Return a copy of every line in the records that includes the word "Pekerjaan".

> [Data to process]:
□ □ □ □ □ □ □

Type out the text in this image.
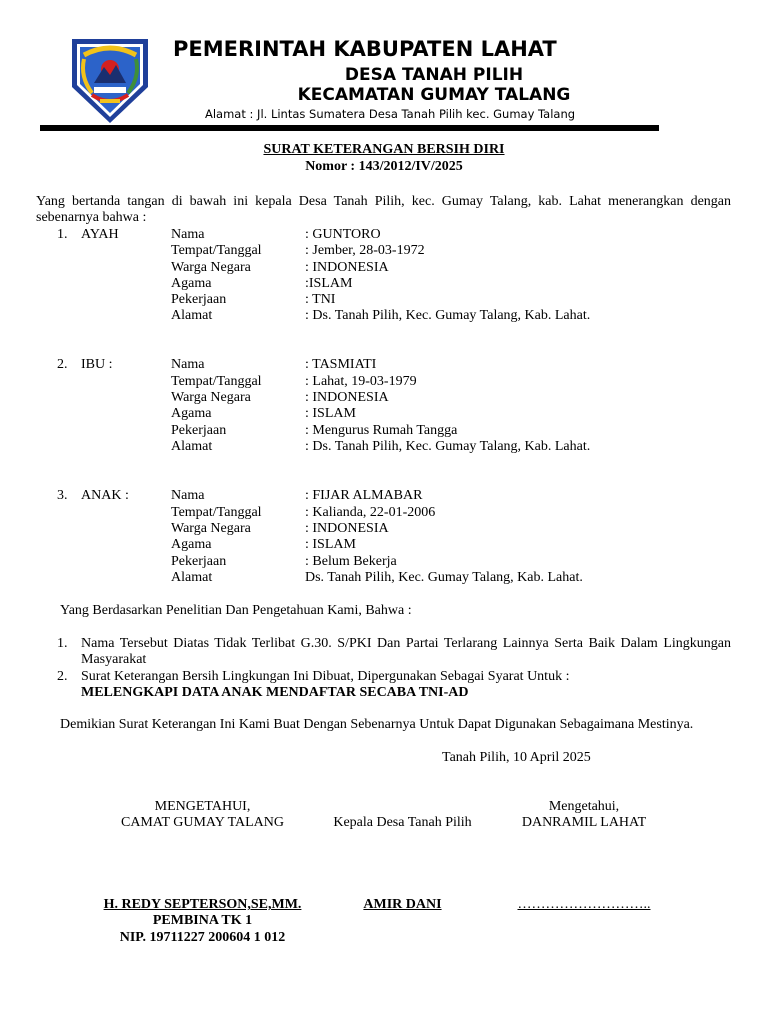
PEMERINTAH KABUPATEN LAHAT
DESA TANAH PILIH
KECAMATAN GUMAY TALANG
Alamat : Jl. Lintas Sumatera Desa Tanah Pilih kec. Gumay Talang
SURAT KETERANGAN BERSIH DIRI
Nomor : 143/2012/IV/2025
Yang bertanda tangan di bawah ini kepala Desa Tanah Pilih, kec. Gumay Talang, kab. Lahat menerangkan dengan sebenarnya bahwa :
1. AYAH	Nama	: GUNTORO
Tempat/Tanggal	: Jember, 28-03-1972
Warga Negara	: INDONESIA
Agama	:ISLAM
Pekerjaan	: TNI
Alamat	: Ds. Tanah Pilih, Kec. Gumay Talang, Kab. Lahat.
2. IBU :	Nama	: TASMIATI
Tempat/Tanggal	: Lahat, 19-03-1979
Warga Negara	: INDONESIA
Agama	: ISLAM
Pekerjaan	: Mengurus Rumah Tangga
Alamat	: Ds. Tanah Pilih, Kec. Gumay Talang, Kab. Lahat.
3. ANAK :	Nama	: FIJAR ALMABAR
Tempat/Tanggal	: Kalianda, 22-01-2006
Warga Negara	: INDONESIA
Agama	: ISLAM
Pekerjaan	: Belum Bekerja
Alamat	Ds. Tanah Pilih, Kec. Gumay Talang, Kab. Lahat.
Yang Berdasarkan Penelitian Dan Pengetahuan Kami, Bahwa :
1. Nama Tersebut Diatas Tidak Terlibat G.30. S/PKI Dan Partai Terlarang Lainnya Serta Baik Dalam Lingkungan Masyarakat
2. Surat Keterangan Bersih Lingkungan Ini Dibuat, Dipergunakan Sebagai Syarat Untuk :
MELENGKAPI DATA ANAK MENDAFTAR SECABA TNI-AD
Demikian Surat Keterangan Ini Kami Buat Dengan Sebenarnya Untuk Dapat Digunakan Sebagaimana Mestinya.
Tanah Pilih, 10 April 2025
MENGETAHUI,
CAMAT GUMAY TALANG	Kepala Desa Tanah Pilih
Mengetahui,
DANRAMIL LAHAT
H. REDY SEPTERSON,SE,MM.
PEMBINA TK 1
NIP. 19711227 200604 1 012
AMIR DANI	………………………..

□ □ □ □ □ □ □

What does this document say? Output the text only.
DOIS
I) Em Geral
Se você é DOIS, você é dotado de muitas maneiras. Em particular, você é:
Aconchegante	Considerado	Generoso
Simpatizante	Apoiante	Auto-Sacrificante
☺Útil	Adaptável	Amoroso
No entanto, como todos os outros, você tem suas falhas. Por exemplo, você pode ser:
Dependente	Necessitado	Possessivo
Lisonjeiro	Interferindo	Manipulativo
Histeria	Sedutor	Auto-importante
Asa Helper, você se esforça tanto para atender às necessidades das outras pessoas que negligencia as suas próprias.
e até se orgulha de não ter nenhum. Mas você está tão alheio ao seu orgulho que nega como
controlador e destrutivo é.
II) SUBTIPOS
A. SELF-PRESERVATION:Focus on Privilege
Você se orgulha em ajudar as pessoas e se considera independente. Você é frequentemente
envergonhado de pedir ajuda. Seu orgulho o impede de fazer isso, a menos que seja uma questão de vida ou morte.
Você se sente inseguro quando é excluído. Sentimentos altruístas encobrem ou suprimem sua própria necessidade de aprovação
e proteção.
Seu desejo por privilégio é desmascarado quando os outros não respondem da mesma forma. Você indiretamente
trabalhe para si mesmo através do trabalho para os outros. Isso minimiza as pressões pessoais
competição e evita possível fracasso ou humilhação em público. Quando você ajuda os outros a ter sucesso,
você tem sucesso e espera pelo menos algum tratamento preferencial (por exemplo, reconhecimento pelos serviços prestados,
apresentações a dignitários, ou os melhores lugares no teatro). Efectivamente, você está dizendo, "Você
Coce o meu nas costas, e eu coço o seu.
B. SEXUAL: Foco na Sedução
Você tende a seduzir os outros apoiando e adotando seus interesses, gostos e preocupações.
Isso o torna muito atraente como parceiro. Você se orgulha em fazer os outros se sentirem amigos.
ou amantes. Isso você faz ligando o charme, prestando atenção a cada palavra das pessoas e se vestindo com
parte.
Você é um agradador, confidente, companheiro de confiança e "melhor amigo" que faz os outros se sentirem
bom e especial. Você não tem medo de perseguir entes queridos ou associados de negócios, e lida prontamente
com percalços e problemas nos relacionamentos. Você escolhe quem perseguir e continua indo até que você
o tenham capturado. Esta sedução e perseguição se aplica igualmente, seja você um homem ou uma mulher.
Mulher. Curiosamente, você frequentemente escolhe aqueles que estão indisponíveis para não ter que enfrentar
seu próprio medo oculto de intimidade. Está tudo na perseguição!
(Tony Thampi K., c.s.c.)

□ □ □ □ □ □ □

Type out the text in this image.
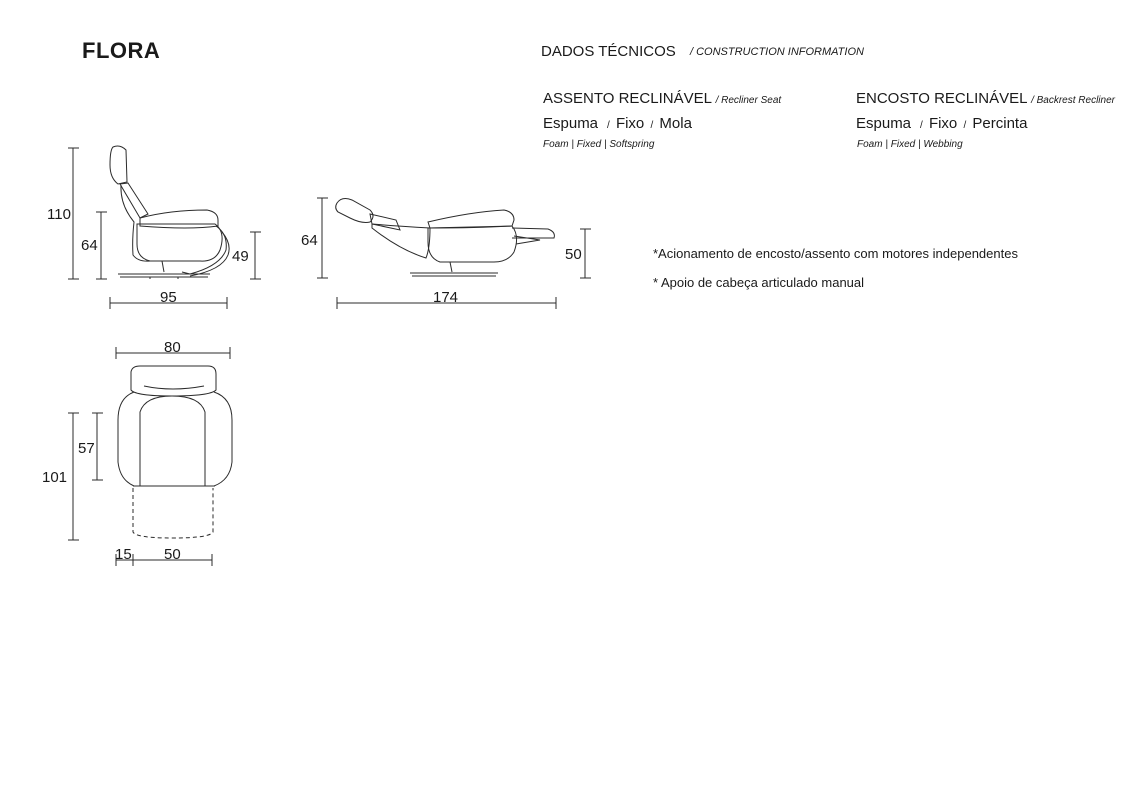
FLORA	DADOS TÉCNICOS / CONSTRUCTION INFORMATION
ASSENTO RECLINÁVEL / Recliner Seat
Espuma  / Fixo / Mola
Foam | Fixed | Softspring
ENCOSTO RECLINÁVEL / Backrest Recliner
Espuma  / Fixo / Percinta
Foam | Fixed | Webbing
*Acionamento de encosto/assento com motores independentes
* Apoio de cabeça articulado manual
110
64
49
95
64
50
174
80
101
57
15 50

□ □ □ □ □ □ □

> [Full answer]:
Pekerjaan	: TNI
Pekerjaan	: Mengurus Rumah Tangga
Pekerjaan	: Belum Bekerja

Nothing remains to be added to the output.